THE RECORDS:
****

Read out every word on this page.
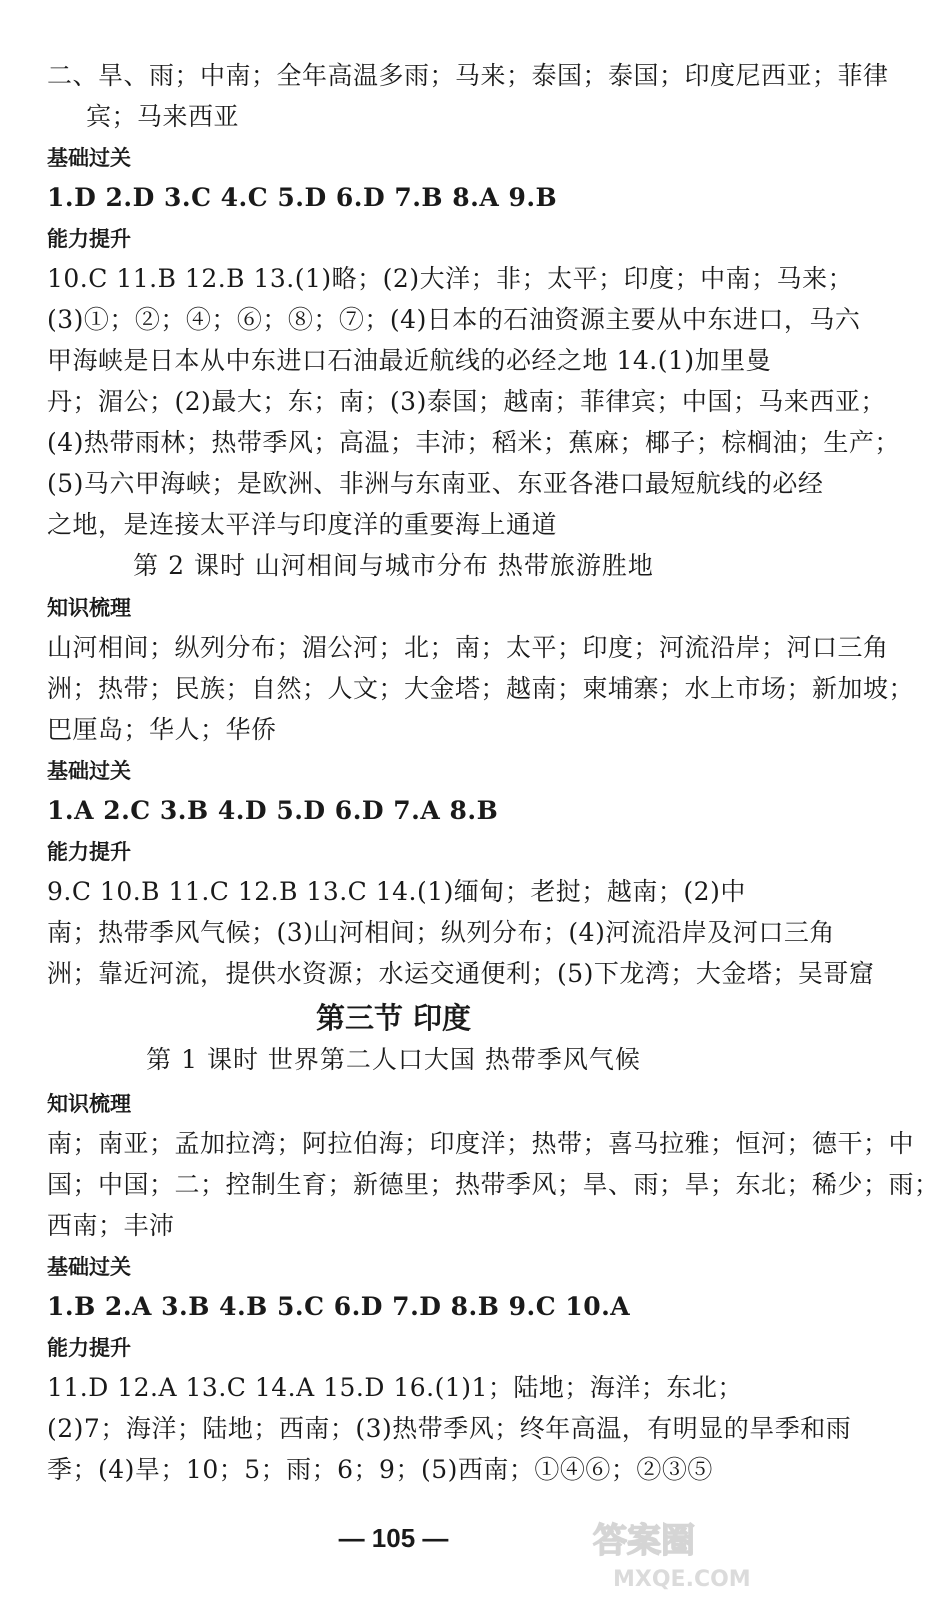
二、旱、雨；中南；全年高温多雨；马来；泰国；泰国；印度尼西亚；菲律
宾；马来西亚
基础过关
1.D 2.D 3.C 4.C 5.D 6.D 7.B 8.A 9.B
能力提升
10.C 11.B 12.B 13.(1)略；(2)大洋；非；太平；印度；中南；马来；
(3)①；②；④；⑥；⑧；⑦；(4)日本的石油资源主要从中东进口，马六
甲海峡是日本从中东进口石油最近航线的必经之地 14.(1)加里曼
丹；湄公；(2)最大；东；南；(3)泰国；越南；菲律宾；中国；马来西亚；
(4)热带雨林；热带季风；高温；丰沛；稻米；蕉麻；椰子；棕榈油；生产；
(5)马六甲海峡；是欧洲、非洲与东南亚、东亚各港口最短航线的必经
之地，是连接太平洋与印度洋的重要海上通道
第 2 课时 山河相间与城市分布 热带旅游胜地
知识梳理
山河相间；纵列分布；湄公河；北；南；太平；印度；河流沿岸；河口三角
洲；热带；民族；自然；人文；大金塔；越南；柬埔寨；水上市场；新加坡；
巴厘岛；华人；华侨
基础过关
1.A 2.C 3.B 4.D 5.D 6.D 7.A 8.B
能力提升
9.C 10.B 11.C 12.B 13.C 14.(1)缅甸；老挝；越南；(2)中
南；热带季风气候；(3)山河相间；纵列分布；(4)河流沿岸及河口三角
洲；靠近河流，提供水资源；水运交通便利；(5)下龙湾；大金塔；吴哥窟
第三节 印度
第 1 课时 世界第二人口大国 热带季风气候
知识梳理
南；南亚；孟加拉湾；阿拉伯海；印度洋；热带；喜马拉雅；恒河；德干；中
国；中国；二；控制生育；新德里；热带季风；旱、雨；旱；东北；稀少；雨；
西南；丰沛
基础过关
1.B 2.A 3.B 4.B 5.C 6.D 7.D 8.B 9.C 10.A
能力提升
11.D 12.A 13.C 14.A 15.D 16.(1)1；陆地；海洋；东北；
(2)7；海洋；陆地；西南；(3)热带季风；终年高温，有明显的旱季和雨
季；(4)旱；10；5；雨；6；9；(5)西南；①④⑥；②③⑤
— 105 —	答案圈
MXQE.COM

****

PROBLEM TO WORK ON: Where a line holds the string "纵列分布", copy that line.

RESPONSE FOR THIS EXERCISE:
山河相间；纵列分布；湄公河；北；南；太平；印度；河流沿岸；河口三角
南；热带季风气候；(3)山河相间；纵列分布；(4)河流沿岸及河口三角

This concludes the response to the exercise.